> _Information provided_
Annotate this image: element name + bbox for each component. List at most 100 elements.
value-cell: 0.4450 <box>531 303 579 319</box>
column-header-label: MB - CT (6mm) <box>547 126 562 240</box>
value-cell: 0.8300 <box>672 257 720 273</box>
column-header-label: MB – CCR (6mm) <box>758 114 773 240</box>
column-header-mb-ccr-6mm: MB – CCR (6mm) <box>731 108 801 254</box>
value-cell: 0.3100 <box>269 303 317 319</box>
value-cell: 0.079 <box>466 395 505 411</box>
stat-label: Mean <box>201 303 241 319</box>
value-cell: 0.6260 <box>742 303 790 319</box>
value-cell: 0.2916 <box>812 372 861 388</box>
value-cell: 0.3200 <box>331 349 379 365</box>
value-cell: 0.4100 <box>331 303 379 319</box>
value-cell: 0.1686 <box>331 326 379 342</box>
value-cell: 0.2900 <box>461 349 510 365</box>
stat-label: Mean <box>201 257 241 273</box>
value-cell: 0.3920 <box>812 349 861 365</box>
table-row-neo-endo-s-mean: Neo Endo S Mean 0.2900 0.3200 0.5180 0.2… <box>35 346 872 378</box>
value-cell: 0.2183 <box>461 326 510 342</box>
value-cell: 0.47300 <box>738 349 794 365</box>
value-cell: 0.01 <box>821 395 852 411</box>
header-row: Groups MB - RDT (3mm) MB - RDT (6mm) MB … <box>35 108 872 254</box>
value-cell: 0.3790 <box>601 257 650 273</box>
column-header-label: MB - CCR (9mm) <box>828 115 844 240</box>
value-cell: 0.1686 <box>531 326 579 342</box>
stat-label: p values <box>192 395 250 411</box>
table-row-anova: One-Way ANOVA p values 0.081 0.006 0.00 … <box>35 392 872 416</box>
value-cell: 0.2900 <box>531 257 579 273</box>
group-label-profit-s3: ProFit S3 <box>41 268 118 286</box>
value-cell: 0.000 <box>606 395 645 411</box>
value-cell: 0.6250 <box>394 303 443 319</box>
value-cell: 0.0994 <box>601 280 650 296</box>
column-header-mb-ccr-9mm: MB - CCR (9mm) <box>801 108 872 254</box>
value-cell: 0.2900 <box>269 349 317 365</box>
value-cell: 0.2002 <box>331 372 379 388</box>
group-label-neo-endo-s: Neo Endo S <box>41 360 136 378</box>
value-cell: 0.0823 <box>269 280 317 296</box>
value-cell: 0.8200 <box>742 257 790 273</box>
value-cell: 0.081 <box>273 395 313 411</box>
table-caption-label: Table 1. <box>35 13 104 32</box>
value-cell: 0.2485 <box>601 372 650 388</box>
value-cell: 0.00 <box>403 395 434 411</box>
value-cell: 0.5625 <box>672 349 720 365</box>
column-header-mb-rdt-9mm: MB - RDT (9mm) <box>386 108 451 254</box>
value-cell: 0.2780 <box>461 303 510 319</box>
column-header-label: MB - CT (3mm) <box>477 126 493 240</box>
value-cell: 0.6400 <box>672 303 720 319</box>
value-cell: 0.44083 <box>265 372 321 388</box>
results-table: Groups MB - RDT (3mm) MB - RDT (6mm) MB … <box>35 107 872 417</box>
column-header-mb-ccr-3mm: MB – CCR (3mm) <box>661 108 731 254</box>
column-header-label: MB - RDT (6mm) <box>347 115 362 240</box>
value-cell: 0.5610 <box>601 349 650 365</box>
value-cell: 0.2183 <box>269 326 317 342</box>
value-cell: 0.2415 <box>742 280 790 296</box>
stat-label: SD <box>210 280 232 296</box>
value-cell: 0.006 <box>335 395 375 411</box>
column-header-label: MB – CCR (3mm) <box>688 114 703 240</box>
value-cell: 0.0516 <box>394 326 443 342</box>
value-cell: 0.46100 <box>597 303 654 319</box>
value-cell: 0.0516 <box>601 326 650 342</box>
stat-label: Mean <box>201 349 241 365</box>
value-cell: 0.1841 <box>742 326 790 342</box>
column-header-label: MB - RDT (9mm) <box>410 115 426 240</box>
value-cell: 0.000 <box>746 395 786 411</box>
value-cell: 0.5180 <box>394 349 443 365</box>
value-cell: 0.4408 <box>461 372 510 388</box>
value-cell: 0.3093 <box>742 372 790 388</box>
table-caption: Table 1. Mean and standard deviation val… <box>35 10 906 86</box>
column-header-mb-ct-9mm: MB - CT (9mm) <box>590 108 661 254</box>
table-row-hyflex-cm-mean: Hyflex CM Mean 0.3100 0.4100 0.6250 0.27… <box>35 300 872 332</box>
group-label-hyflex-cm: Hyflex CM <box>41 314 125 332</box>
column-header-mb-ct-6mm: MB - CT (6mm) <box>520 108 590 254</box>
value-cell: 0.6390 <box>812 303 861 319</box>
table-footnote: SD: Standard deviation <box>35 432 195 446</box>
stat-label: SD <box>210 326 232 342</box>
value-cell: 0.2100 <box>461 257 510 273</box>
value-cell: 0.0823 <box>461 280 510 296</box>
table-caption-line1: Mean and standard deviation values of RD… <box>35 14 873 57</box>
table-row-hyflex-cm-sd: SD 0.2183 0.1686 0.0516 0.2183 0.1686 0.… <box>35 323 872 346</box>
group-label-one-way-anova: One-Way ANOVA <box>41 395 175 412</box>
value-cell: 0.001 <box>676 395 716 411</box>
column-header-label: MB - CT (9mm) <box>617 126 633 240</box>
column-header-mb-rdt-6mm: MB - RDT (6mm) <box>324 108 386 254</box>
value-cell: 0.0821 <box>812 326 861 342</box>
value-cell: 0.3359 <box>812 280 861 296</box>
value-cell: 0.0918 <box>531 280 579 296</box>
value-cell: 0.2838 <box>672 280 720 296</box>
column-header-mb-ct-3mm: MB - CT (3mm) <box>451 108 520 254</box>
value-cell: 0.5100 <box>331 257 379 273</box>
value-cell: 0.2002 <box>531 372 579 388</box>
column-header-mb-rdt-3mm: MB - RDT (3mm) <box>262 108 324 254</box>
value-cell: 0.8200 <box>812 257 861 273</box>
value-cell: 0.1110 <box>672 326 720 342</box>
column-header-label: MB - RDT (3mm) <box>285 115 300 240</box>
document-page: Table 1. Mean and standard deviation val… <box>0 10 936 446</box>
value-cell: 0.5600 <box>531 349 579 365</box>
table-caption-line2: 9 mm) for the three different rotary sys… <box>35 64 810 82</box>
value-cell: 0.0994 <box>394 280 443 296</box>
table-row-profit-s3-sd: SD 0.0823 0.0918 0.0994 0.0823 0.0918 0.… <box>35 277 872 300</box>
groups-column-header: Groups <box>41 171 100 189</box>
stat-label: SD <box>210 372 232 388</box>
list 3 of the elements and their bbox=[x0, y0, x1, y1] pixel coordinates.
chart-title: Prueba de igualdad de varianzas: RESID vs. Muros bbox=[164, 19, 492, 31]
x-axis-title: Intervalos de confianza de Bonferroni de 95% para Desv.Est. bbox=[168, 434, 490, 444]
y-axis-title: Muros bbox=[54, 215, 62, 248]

> _Task_
Copy out, without any change, every line from the first one through the line that contains "value-cell: 0.47300 <box>738", with both ends included.

> _Response_
Annotate this image: element name + bbox for each component. List at most 100 elements.
value-cell: 0.4450 <box>531 303 579 319</box>
column-header-label: MB - CT (6mm) <box>547 126 562 240</box>
value-cell: 0.8300 <box>672 257 720 273</box>
column-header-label: MB – CCR (6mm) <box>758 114 773 240</box>
column-header-mb-ccr-6mm: MB – CCR (6mm) <box>731 108 801 254</box>
value-cell: 0.3100 <box>269 303 317 319</box>
value-cell: 0.079 <box>466 395 505 411</box>
stat-label: Mean <box>201 303 241 319</box>
value-cell: 0.6260 <box>742 303 790 319</box>
value-cell: 0.2916 <box>812 372 861 388</box>
value-cell: 0.3200 <box>331 349 379 365</box>
value-cell: 0.4100 <box>331 303 379 319</box>
value-cell: 0.1686 <box>331 326 379 342</box>
value-cell: 0.2900 <box>461 349 510 365</box>
stat-label: Mean <box>201 257 241 273</box>
value-cell: 0.3920 <box>812 349 861 365</box>
table-row-neo-endo-s-mean: Neo Endo S Mean 0.2900 0.3200 0.5180 0.2… <box>35 346 872 378</box>
value-cell: 0.2183 <box>461 326 510 342</box>
value-cell: 0.47300 <box>738 349 794 365</box>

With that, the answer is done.